*What to work on*.
Reproduce the records that follow in full, excluding any picture they contain.

(Data excerpts)
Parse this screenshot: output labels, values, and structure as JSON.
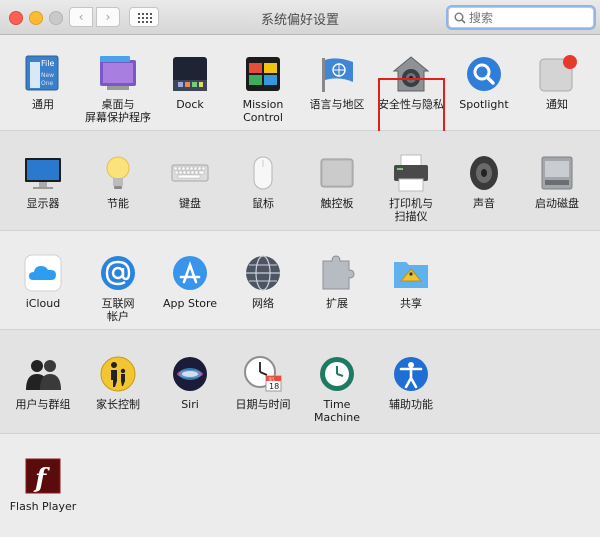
{
  "window": {
    "title": "系统偏好设置"
  },
  "toolbar": {
    "back": "‹",
    "forward": "›"
  },
  "search": {
    "placeholder": "搜索",
    "value": ""
  },
  "sections": {
    "personal": [
      {
        "label": "通用"
      },
      {
        "label": "桌面与\n屏幕保护程序"
      },
      {
        "label": "Dock"
      },
      {
        "label": "Mission\nControl"
      },
      {
        "label": "语言与地区"
      },
      {
        "label": "安全性与隐私"
      },
      {
        "label": "Spotlight"
      },
      {
        "label": "通知"
      }
    ],
    "hardware": [
      {
        "label": "显示器"
      },
      {
        "label": "节能"
      },
      {
        "label": "键盘"
      },
      {
        "label": "鼠标"
      },
      {
        "label": "触控板"
      },
      {
        "label": "打印机与\n扫描仪"
      },
      {
        "label": "声音"
      },
      {
        "label": "启动磁盘"
      }
    ],
    "internet": [
      {
        "label": "iCloud"
      },
      {
        "label": "互联网\n帐户"
      },
      {
        "label": "App Store"
      },
      {
        "label": "网络"
      },
      {
        "label": "扩展"
      },
      {
        "label": "共享"
      }
    ],
    "system": [
      {
        "label": "用户与群组"
      },
      {
        "label": "家长控制"
      },
      {
        "label": "Siri"
      },
      {
        "label": "日期与时间"
      },
      {
        "label": "Time Machine"
      },
      {
        "label": "辅助功能"
      }
    ],
    "other": [
      {
        "label": "Flash Player"
      }
    ]
  },
  "icon_text": {
    "general_file": "File",
    "general_new": "New",
    "general_one": "One",
    "calendar_month": "JUL",
    "calendar_day": "18",
    "flash_glyph": "f"
  },
  "colors": {
    "highlight": "#e0201a",
    "accent_blue": "#2f7fd8",
    "focus_ring": "#8fb5ea"
  }
}
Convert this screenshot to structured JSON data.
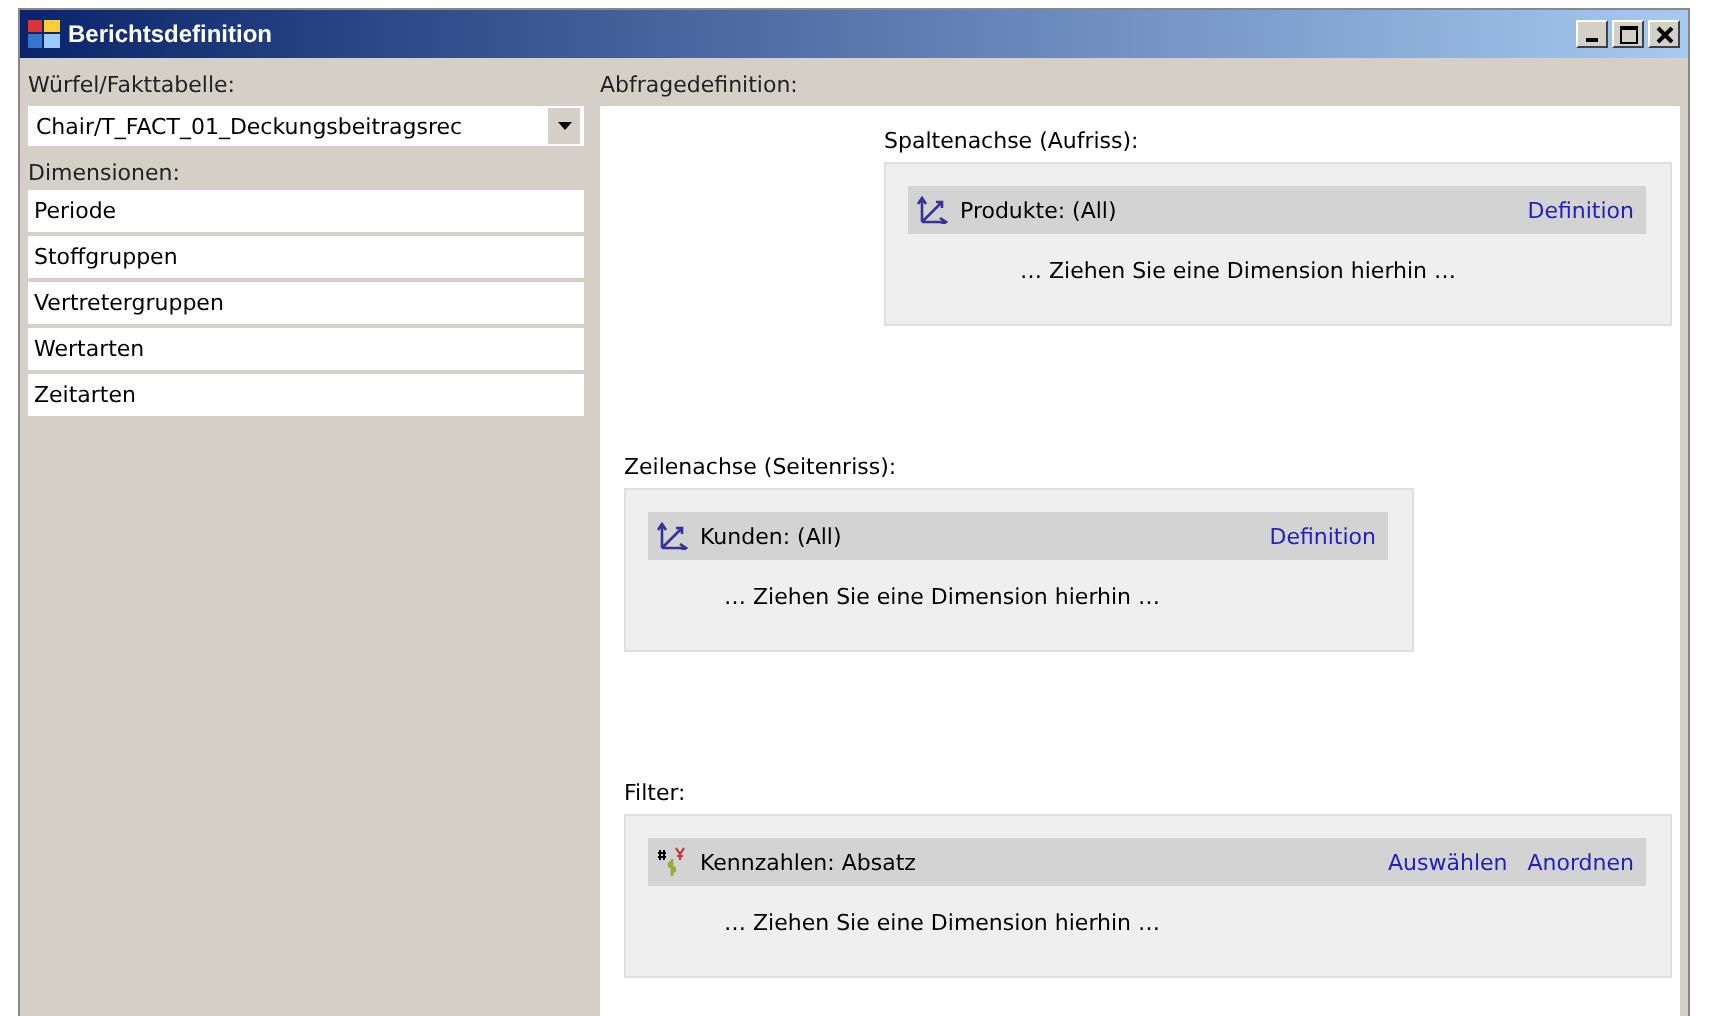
{
  "window": {
    "title": "Berichtsdefinition"
  },
  "cube": {
    "label": "Würfel/Fakttabelle:",
    "value": "Chair/T_FACT_01_Deckungsbeitragsrec"
  },
  "dimensions": {
    "label": "Dimensionen:",
    "items": [
      "Periode",
      "Stoffgruppen",
      "Vertretergruppen",
      "Wertarten",
      "Zeitarten"
    ]
  },
  "query": {
    "label": "Abfragedefinition:",
    "zones": [
      {
        "label": "Spaltenachse (Aufriss):",
        "item": {
          "kind": "axis",
          "text": "Produkte: (All)",
          "links": [
            "Definition"
          ]
        },
        "hint": "… Ziehen Sie eine Dimension hierhin …"
      },
      {
        "label": "Zeilenachse (Seitenriss):",
        "item": {
          "kind": "axis",
          "text": "Kunden: (All)",
          "links": [
            "Definition"
          ]
        },
        "hint": "… Ziehen Sie eine Dimension hierhin …"
      },
      {
        "label": "Filter:",
        "item": {
          "kind": "measures",
          "text": "Kennzahlen: Absatz",
          "links": [
            "Auswählen",
            "Anordnen"
          ]
        },
        "hint": "… Ziehen Sie eine Dimension hierhin …"
      }
    ]
  }
}
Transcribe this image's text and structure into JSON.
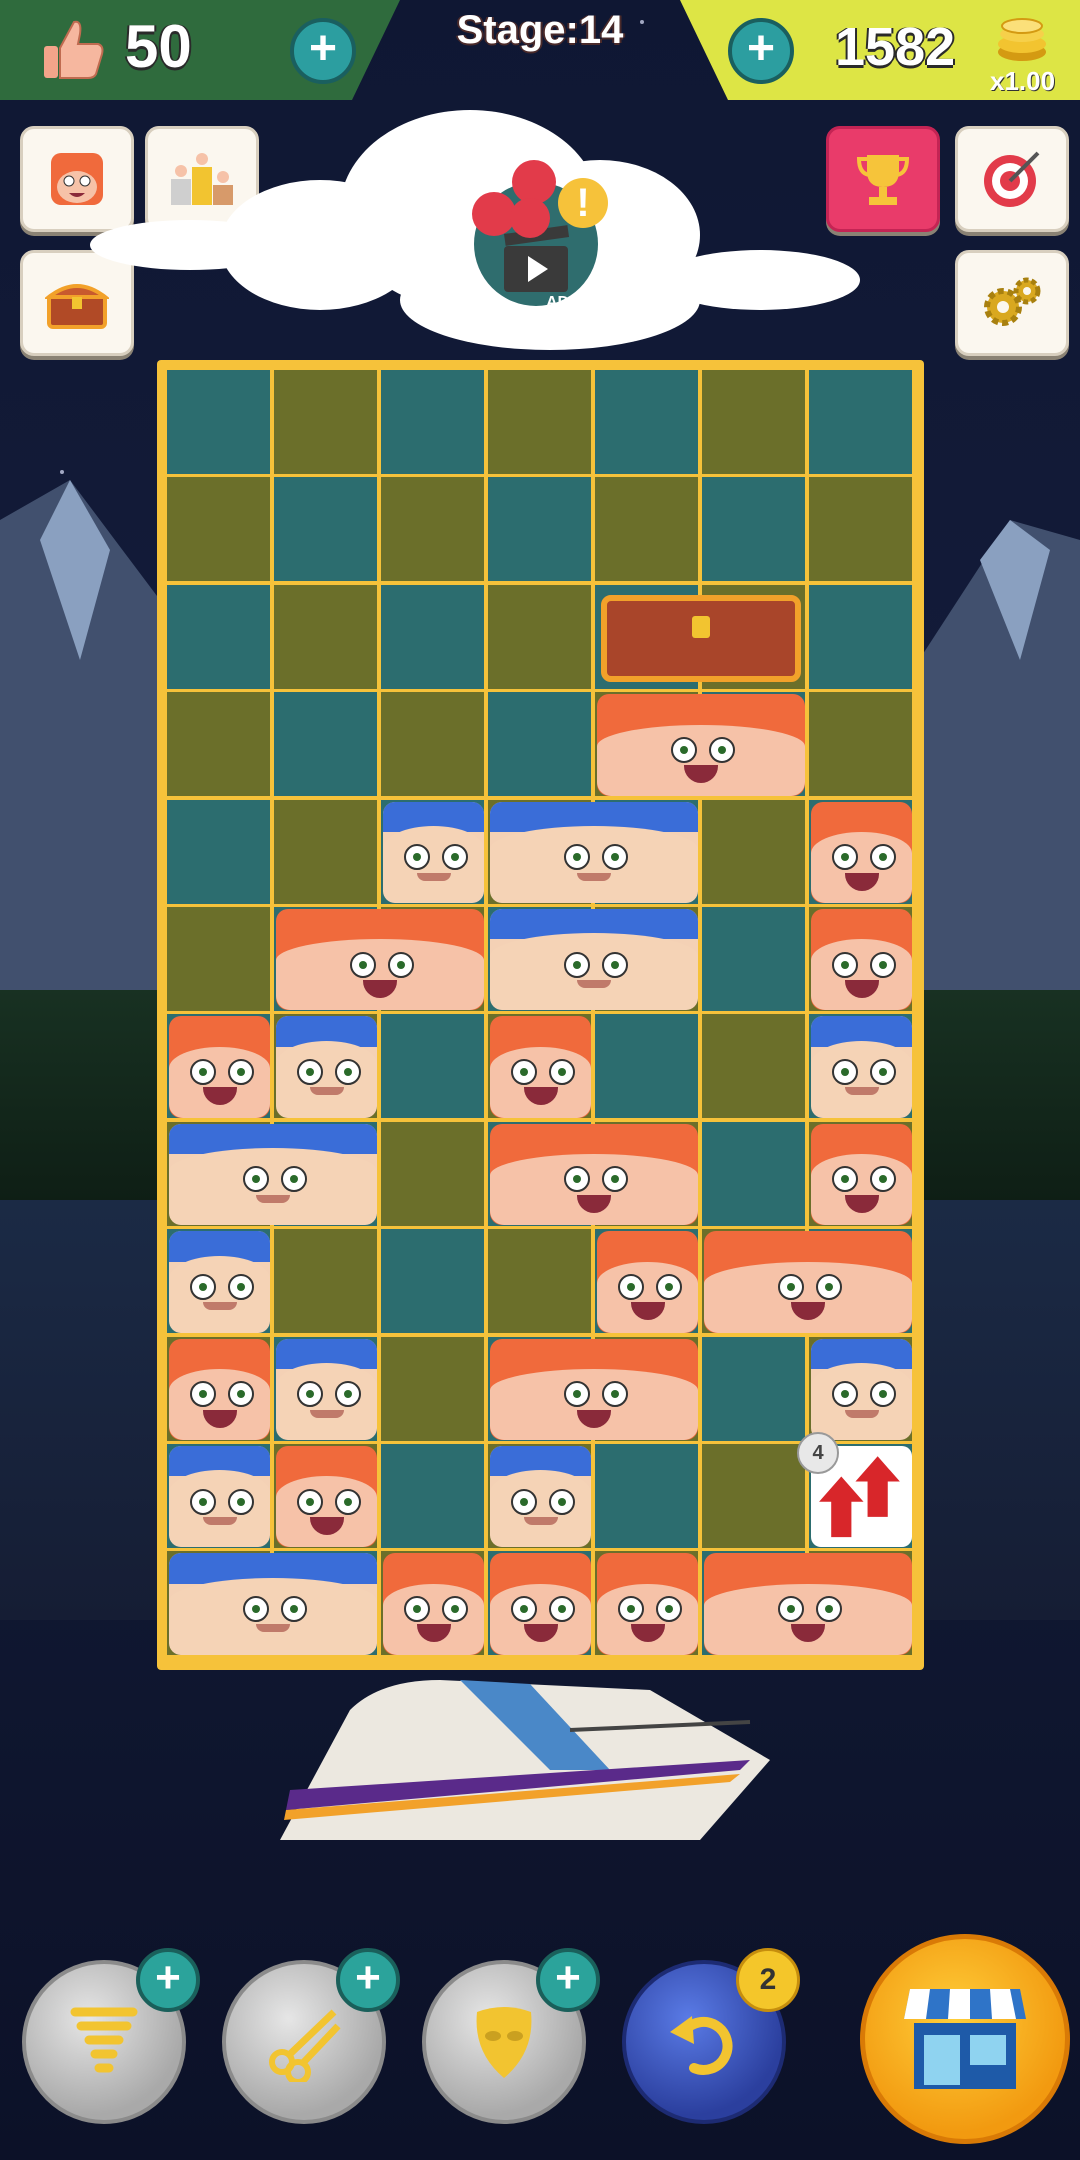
{
  "top_bar": {
    "likes_count": "50",
    "stage_label": "Stage:14",
    "coins_count": "1582",
    "coin_multiplier": "x1.00",
    "add_likes_label": "+",
    "add_coins_label": "+"
  },
  "side_buttons": {
    "left": [
      "profile-icon",
      "leaderboard-icon",
      "treasure-chest-icon"
    ],
    "right": [
      "trophy-icon",
      "target-icon",
      "settings-gear-icon"
    ]
  },
  "ad_button": {
    "label": "AD",
    "icon": "clapperboard-icon",
    "alert": "!"
  },
  "board": {
    "rows": 12,
    "cols": 7,
    "checker_colors": {
      "teal": "#2c6d6f",
      "olive": "#6b6f2a"
    },
    "frame_color": "#f6c23a",
    "arrow_tile_badge": "4"
  },
  "tools": [
    {
      "name": "tornado-tool",
      "icon": "tornado-icon",
      "plus": "+"
    },
    {
      "name": "scissors-tool",
      "icon": "scissors-icon",
      "plus": "+"
    },
    {
      "name": "mask-tool",
      "icon": "mask-icon",
      "plus": "+"
    }
  ],
  "undo": {
    "count": "2",
    "icon": "undo-icon"
  },
  "shop": {
    "icon": "shop-icon"
  }
}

*Answer to the exercise*.
Parse this screenshot: output labels, values, and structure as JSON.
{
  "window": {
    "title": "系统偏好设置"
  },
  "toolbar": {
    "back": "‹",
    "forward": "›"
  },
  "search": {
    "placeholder": "搜索",
    "value": ""
  },
  "sections": {
    "personal": [
      {
        "label": "通用"
      },
      {
        "label": "桌面与\n屏幕保护程序"
      },
      {
        "label": "Dock"
      },
      {
        "label": "Mission\nControl"
      },
      {
        "label": "语言与地区"
      },
      {
        "label": "安全性与隐私"
      },
      {
        "label": "Spotlight"
      },
      {
        "label": "通知"
      }
    ],
    "hardware": [
      {
        "label": "显示器"
      },
      {
        "label": "节能"
      },
      {
        "label": "键盘"
      },
      {
        "label": "鼠标"
      },
      {
        "label": "触控板"
      },
      {
        "label": "打印机与\n扫描仪"
      },
      {
        "label": "声音"
      },
      {
        "label": "启动磁盘"
      }
    ],
    "internet": [
      {
        "label": "iCloud"
      },
      {
        "label": "互联网\n帐户"
      },
      {
        "label": "App Store"
      },
      {
        "label": "网络"
      },
      {
        "label": "扩展"
      },
      {
        "label": "共享"
      }
    ],
    "system": [
      {
        "label": "用户与群组"
      },
      {
        "label": "家长控制"
      },
      {
        "label": "Siri"
      },
      {
        "label": "日期与时间"
      },
      {
        "label": "Time Machine"
      },
      {
        "label": "辅助功能"
      }
    ],
    "other": [
      {
        "label": "Flash Player"
      }
    ]
  },
  "icon_text": {
    "general_file": "File",
    "general_new": "New",
    "general_one": "One",
    "calendar_month": "JUL",
    "calendar_day": "18",
    "flash_glyph": "f"
  },
  "colors": {
    "highlight": "#e0201a",
    "accent_blue": "#2f7fd8",
    "focus_ring": "#8fb5ea"
  }
}
Convert this screenshot to structured JSON data.
{
  "window": {
    "title": "Berichtsdefinition"
  },
  "cube": {
    "label": "Würfel/Fakttabelle:",
    "value": "Chair/T_FACT_01_Deckungsbeitragsrec"
  },
  "dimensions": {
    "label": "Dimensionen:",
    "items": [
      "Periode",
      "Stoffgruppen",
      "Vertretergruppen",
      "Wertarten",
      "Zeitarten"
    ]
  },
  "query": {
    "label": "Abfragedefinition:",
    "zones": [
      {
        "label": "Spaltenachse (Aufriss):",
        "item": {
          "kind": "axis",
          "text": "Produkte: (All)",
          "links": [
            "Definition"
          ]
        },
        "hint": "… Ziehen Sie eine Dimension hierhin …"
      },
      {
        "label": "Zeilenachse (Seitenriss):",
        "item": {
          "kind": "axis",
          "text": "Kunden: (All)",
          "links": [
            "Definition"
          ]
        },
        "hint": "… Ziehen Sie eine Dimension hierhin …"
      },
      {
        "label": "Filter:",
        "item": {
          "kind": "measures",
          "text": "Kennzahlen: Absatz",
          "links": [
            "Auswählen",
            "Anordnen"
          ]
        },
        "hint": "… Ziehen Sie eine Dimension hierhin …"
      }
    ]
  }
}
Transcribe this image's text and structure into JSON.
{
  "top_bar": {
    "likes_count": "50",
    "stage_label": "Stage:14",
    "coins_count": "1582",
    "coin_multiplier": "x1.00",
    "add_likes_label": "+",
    "add_coins_label": "+"
  },
  "side_buttons": {
    "left": [
      "profile-icon",
      "leaderboard-icon",
      "treasure-chest-icon"
    ],
    "right": [
      "trophy-icon",
      "target-icon",
      "settings-gear-icon"
    ]
  },
  "ad_button": {
    "label": "AD",
    "icon": "clapperboard-icon",
    "alert": "!"
  },
  "board": {
    "rows": 12,
    "cols": 7,
    "checker_colors": {
      "teal": "#2c6d6f",
      "olive": "#6b6f2a"
    },
    "frame_color": "#f6c23a",
    "arrow_tile_badge": "4"
  },
  "tools": [
    {
      "name": "tornado-tool",
      "icon": "tornado-icon",
      "plus": "+"
    },
    {
      "name": "scissors-tool",
      "icon": "scissors-icon",
      "plus": "+"
    },
    {
      "name": "mask-tool",
      "icon": "mask-icon",
      "plus": "+"
    }
  ],
  "undo": {
    "count": "2",
    "icon": "undo-icon"
  },
  "shop": {
    "icon": "shop-icon"
  }
}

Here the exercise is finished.